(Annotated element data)
## start
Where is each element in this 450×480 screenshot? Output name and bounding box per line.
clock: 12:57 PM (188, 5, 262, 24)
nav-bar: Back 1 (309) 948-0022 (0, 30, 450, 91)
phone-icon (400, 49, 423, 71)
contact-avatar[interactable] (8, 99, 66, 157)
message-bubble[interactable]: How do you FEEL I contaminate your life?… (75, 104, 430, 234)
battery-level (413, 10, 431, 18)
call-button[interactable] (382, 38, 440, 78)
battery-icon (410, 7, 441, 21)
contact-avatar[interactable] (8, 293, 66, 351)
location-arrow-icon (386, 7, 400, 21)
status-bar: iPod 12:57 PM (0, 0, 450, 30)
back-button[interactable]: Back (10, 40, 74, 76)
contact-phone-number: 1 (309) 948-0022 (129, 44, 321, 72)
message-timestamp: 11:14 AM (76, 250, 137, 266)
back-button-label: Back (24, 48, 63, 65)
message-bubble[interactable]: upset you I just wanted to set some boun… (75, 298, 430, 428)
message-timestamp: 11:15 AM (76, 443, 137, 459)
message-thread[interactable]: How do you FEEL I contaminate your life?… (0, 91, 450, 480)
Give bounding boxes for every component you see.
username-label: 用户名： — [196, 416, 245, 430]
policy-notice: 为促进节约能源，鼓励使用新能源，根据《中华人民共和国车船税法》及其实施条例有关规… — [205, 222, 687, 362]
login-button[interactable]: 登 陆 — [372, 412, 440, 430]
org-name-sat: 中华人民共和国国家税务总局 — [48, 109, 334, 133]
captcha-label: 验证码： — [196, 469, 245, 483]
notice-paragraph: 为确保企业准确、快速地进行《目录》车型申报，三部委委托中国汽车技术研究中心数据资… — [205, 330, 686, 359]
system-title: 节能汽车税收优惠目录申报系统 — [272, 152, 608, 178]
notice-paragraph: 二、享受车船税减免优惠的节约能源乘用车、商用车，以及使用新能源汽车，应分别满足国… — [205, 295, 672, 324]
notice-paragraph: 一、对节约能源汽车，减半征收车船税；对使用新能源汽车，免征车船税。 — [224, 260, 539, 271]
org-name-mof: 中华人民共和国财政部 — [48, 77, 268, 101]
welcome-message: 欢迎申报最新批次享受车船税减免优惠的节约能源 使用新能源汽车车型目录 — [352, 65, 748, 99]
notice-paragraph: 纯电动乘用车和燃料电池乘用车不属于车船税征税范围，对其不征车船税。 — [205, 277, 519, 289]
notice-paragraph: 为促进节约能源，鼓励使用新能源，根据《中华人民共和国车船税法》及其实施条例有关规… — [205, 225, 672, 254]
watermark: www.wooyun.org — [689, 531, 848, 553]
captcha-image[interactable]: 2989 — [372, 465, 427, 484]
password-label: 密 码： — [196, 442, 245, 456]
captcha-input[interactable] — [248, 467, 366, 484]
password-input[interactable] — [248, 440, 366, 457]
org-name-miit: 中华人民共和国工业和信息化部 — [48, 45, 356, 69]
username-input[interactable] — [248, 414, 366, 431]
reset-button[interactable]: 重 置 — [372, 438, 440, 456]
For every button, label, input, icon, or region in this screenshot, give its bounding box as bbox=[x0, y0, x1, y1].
## end
GIVEN EXERCISE: Recast all of the data above as a numbered list, with blank lines left out.

ANSWER BELOW:
1. Where is each element in this 450×480 screenshot? Output name and bounding box per line.
2. clock: 12:57 PM (188, 5, 262, 24)
3. nav-bar: Back 1 (309) 948-0022 (0, 30, 450, 91)
4. phone-icon (400, 49, 423, 71)
5. contact-avatar[interactable] (8, 99, 66, 157)
6. message-bubble[interactable]: How do you FEEL I contaminate your life?… (75, 104, 430, 234)
7. battery-level (413, 10, 431, 18)
8. call-button[interactable] (382, 38, 440, 78)
9. battery-icon (410, 7, 441, 21)
10. contact-avatar[interactable] (8, 293, 66, 351)
11. location-arrow-icon (386, 7, 400, 21)
12. status-bar: iPod 12:57 PM (0, 0, 450, 30)
13. back-button[interactable]: Back (10, 40, 74, 76)
14. contact-phone-number: 1 (309) 948-0022 (129, 44, 321, 72)
15. message-timestamp: 11:14 AM (76, 250, 137, 266)
16. back-button-label: Back (24, 48, 63, 65)
17. message-bubble[interactable]: upset you I just wanted to set some boun… (75, 298, 430, 428)
18. message-timestamp: 11:15 AM (76, 443, 137, 459)
19. message-thread[interactable]: How do you FEEL I contaminate your life?… (0, 91, 450, 480)
20. Give bounding boxes for every component you see.
21. username-label: 用户名： — [196, 416, 245, 430]
22. policy-notice: 为促进节约能源，鼓励使用新能源，根据《中华人民共和国车船税法》及其实施条例有关规… — [205, 222, 687, 362]
23. login-button[interactable]: 登 陆 — [372, 412, 440, 430]
24. org-name-sat: 中华人民共和国国家税务总局 — [48, 109, 334, 133]
25. captcha-label: 验证码： — [196, 469, 245, 483]
26. notice-paragraph: 为确保企业准确、快速地进行《目录》车型申报，三部委委托中国汽车技术研究中心数据资… — [205, 330, 686, 359]
27. system-title: 节能汽车税收优惠目录申报系统 — [272, 152, 608, 178]
28. notice-paragraph: 二、享受车船税减免优惠的节约能源乘用车、商用车，以及使用新能源汽车，应分别满足国… — [205, 295, 672, 324]
29. notice-paragraph: 一、对节约能源汽车，减半征收车船税；对使用新能源汽车，免征车船税。 — [224, 260, 539, 271]
30. org-name-mof: 中华人民共和国财政部 — [48, 77, 268, 101]
31. welcome-message: 欢迎申报最新批次享受车船税减免优惠的节约能源 使用新能源汽车车型目录 — [352, 65, 748, 99]
32. notice-paragraph: 纯电动乘用车和燃料电池乘用车不属于车船税征税范围，对其不征车船税。 — [205, 277, 519, 289]
33. notice-paragraph: 为促进节约能源，鼓励使用新能源，根据《中华人民共和国车船税法》及其实施条例有关规… — [205, 225, 672, 254]
34. watermark: www.wooyun.org — [689, 531, 848, 553]
35. captcha-image[interactable]: 2989 — [372, 465, 427, 484]
36. password-label: 密 码： — [196, 442, 245, 456]
37. captcha-input[interactable] — [248, 467, 366, 484]
38. password-input[interactable] — [248, 440, 366, 457]
39. org-name-miit: 中华人民共和国工业和信息化部 — [48, 45, 356, 69]
40. username-input[interactable] — [248, 414, 366, 431]
41. reset-button[interactable]: 重 置 — [372, 438, 440, 456]
42. For every button, label, input, icon, or region in this screenshot, give its bounding box as bbox=[x0, y0, x1, y1].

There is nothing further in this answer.